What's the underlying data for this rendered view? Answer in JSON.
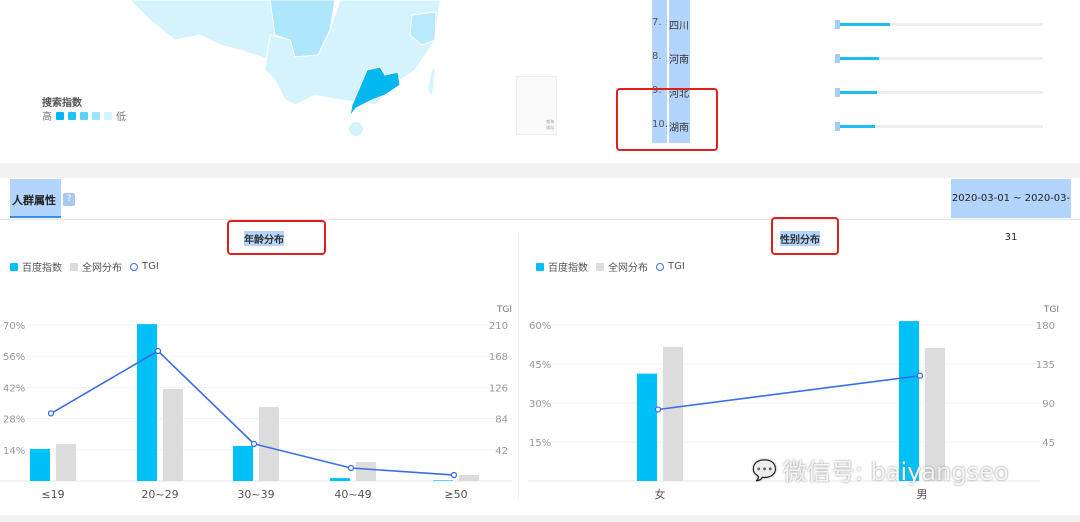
{
  "map": {
    "legend_title": "搜索指数",
    "legend_high": "高",
    "legend_low": "低",
    "legend_colors": [
      "#00b7f0",
      "#1fc3f5",
      "#5dd3f7",
      "#9be3fa",
      "#d3f3fd"
    ],
    "inset_labels": [
      "南海",
      "诸岛"
    ]
  },
  "ranking": {
    "items": [
      {
        "rank": "7.",
        "name": "四川",
        "value": 0.26
      },
      {
        "rank": "8.",
        "name": "河南",
        "value": 0.21
      },
      {
        "rank": "9.",
        "name": "河北",
        "value": 0.2
      },
      {
        "rank": "10.",
        "name": "湖南",
        "value": 0.19
      }
    ]
  },
  "section": {
    "title": "人群属性",
    "help_icon": "?",
    "date_range": "2020-03-01 ~ 2020-03-31"
  },
  "watermark": "微信号: baiyangseo",
  "colors": {
    "baidu": "#00c1f7",
    "all": "#dcdcdc",
    "tgi": "#3a6de8"
  },
  "chart_data": [
    {
      "type": "bar",
      "title": "年龄分布",
      "legend": [
        "百度指数",
        "全网分布",
        "TGI"
      ],
      "categories": [
        "≤19",
        "20~29",
        "30~39",
        "40~49",
        "≥50"
      ],
      "series": [
        {
          "name": "百度指数",
          "values": [
            14.4,
            70.4,
            15.7,
            1.3,
            0.3
          ]
        },
        {
          "name": "全网分布",
          "values": [
            16.6,
            41.3,
            33.2,
            8.5,
            2.7
          ]
        },
        {
          "name": "TGI",
          "type": "line",
          "axis": "right",
          "values": [
            91,
            175,
            50,
            17.5,
            8
          ]
        }
      ],
      "ylim": [
        0,
        70
      ],
      "yticks": [
        "14%",
        "28%",
        "42%",
        "56%",
        "70%"
      ],
      "y2label": "TGI",
      "y2lim": [
        0,
        210
      ],
      "y2ticks": [
        "42",
        "84",
        "126",
        "168",
        "210"
      ],
      "legend_position": "top-left",
      "grid": true
    },
    {
      "type": "bar",
      "title": "性别分布",
      "legend": [
        "百度指数",
        "全网分布",
        "TGI"
      ],
      "categories": [
        "女",
        "男"
      ],
      "series": [
        {
          "name": "百度指数",
          "values": [
            41.3,
            61.5
          ]
        },
        {
          "name": "全网分布",
          "values": [
            51.6,
            51.2
          ]
        },
        {
          "name": "TGI",
          "type": "line",
          "axis": "right",
          "values": [
            82.5,
            121.5
          ]
        }
      ],
      "ylim": [
        0,
        60
      ],
      "yticks": [
        "15%",
        "30%",
        "45%",
        "60%"
      ],
      "y2label": "TGI",
      "y2lim": [
        0,
        180
      ],
      "y2ticks": [
        "45",
        "90",
        "135",
        "180"
      ],
      "legend_position": "top-left",
      "grid": true
    }
  ]
}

Problem details | Without including any pictures, please restate all the records exactly.

Answer to this problem |
What's the underlying data for this rendered view? Answer in JSON.
{
  "map": {
    "legend_title": "搜索指数",
    "legend_high": "高",
    "legend_low": "低",
    "legend_colors": [
      "#00b7f0",
      "#1fc3f5",
      "#5dd3f7",
      "#9be3fa",
      "#d3f3fd"
    ],
    "inset_labels": [
      "南海",
      "诸岛"
    ]
  },
  "ranking": {
    "items": [
      {
        "rank": "7.",
        "name": "四川",
        "value": 0.26
      },
      {
        "rank": "8.",
        "name": "河南",
        "value": 0.21
      },
      {
        "rank": "9.",
        "name": "河北",
        "value": 0.2
      },
      {
        "rank": "10.",
        "name": "湖南",
        "value": 0.19
      }
    ]
  },
  "section": {
    "title": "人群属性",
    "help_icon": "?",
    "date_range": "2020-03-01 ~ 2020-03-31"
  },
  "watermark": "微信号: baiyangseo",
  "colors": {
    "baidu": "#00c1f7",
    "all": "#dcdcdc",
    "tgi": "#3a6de8"
  },
  "chart_data": [
    {
      "type": "bar",
      "title": "年龄分布",
      "legend": [
        "百度指数",
        "全网分布",
        "TGI"
      ],
      "categories": [
        "≤19",
        "20~29",
        "30~39",
        "40~49",
        "≥50"
      ],
      "series": [
        {
          "name": "百度指数",
          "values": [
            14.4,
            70.4,
            15.7,
            1.3,
            0.3
          ]
        },
        {
          "name": "全网分布",
          "values": [
            16.6,
            41.3,
            33.2,
            8.5,
            2.7
          ]
        },
        {
          "name": "TGI",
          "type": "line",
          "axis": "right",
          "values": [
            91,
            175,
            50,
            17.5,
            8
          ]
        }
      ],
      "ylim": [
        0,
        70
      ],
      "yticks": [
        "14%",
        "28%",
        "42%",
        "56%",
        "70%"
      ],
      "y2label": "TGI",
      "y2lim": [
        0,
        210
      ],
      "y2ticks": [
        "42",
        "84",
        "126",
        "168",
        "210"
      ],
      "legend_position": "top-left",
      "grid": true
    },
    {
      "type": "bar",
      "title": "性别分布",
      "legend": [
        "百度指数",
        "全网分布",
        "TGI"
      ],
      "categories": [
        "女",
        "男"
      ],
      "series": [
        {
          "name": "百度指数",
          "values": [
            41.3,
            61.5
          ]
        },
        {
          "name": "全网分布",
          "values": [
            51.6,
            51.2
          ]
        },
        {
          "name": "TGI",
          "type": "line",
          "axis": "right",
          "values": [
            82.5,
            121.5
          ]
        }
      ],
      "ylim": [
        0,
        60
      ],
      "yticks": [
        "15%",
        "30%",
        "45%",
        "60%"
      ],
      "y2label": "TGI",
      "y2lim": [
        0,
        180
      ],
      "y2ticks": [
        "45",
        "90",
        "135",
        "180"
      ],
      "legend_position": "top-left",
      "grid": true
    }
  ]
}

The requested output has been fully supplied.